** Start of Entries supplied **
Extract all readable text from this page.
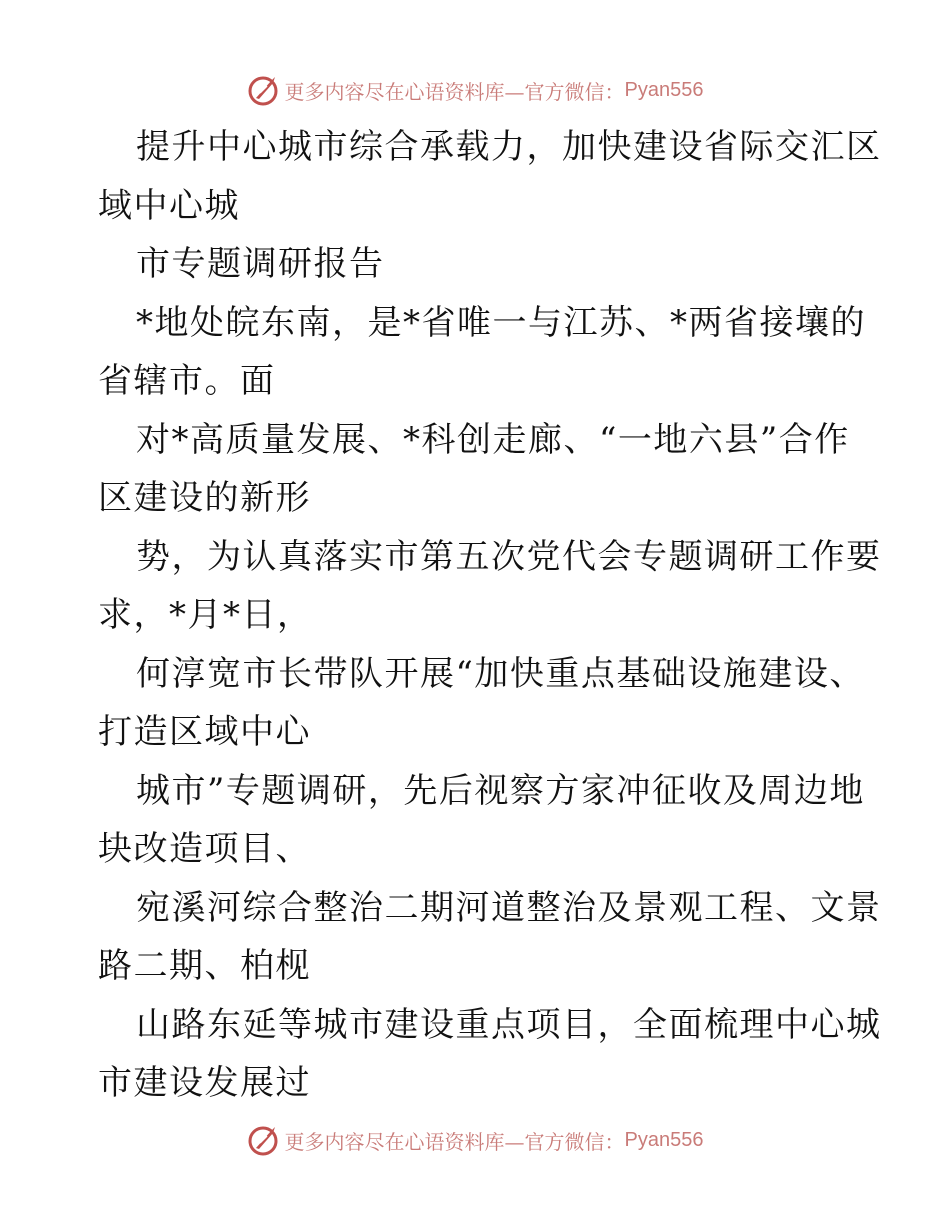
更多内容尽在心语资料库—官方微信： Pyan556
提升中心城市综合承载力，加快建设省际交汇区
域中心城
市专题调研报告
*地处皖东南，是*省唯一与江苏、*两省接壤的
省辖市。面
对*高质量发展、*科创走廊、“一地六县”合作
区建设的新形
势，为认真落实市第五次党代会专题调研工作要
求，*月*日，
何淳宽市长带队开展“加快重点基础设施建设、
打造区域中心
城市”专题调研，先后视察方家冲征收及周边地
块改造项目、
宛溪河综合整治二期河道整治及景观工程、文景
路二期、柏枧
山路东延等城市建设重点项目，全面梳理中心城
市建设发展过
更多内容尽在心语资料库—官方微信： Pyan556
** End of Entries supplied **
■ To be done ■
Repeat the records above exactly, leaving out the pictures.

■ Response to the exercise ■
Extract all readable text from this page.
更多内容尽在心语资料库—官方微信： Pyan556
提升中心城市综合承载力，加快建设省际交汇区
域中心城
市专题调研报告
*地处皖东南，是*省唯一与江苏、*两省接壤的
省辖市。面
对*高质量发展、*科创走廊、“一地六县”合作
区建设的新形
势，为认真落实市第五次党代会专题调研工作要
求，*月*日，
何淳宽市长带队开展“加快重点基础设施建设、
打造区域中心
城市”专题调研，先后视察方家冲征收及周边地
块改造项目、
宛溪河综合整治二期河道整治及景观工程、文景
路二期、柏枧
山路东延等城市建设重点项目，全面梳理中心城
市建设发展过
更多内容尽在心语资料库—官方微信： Pyan556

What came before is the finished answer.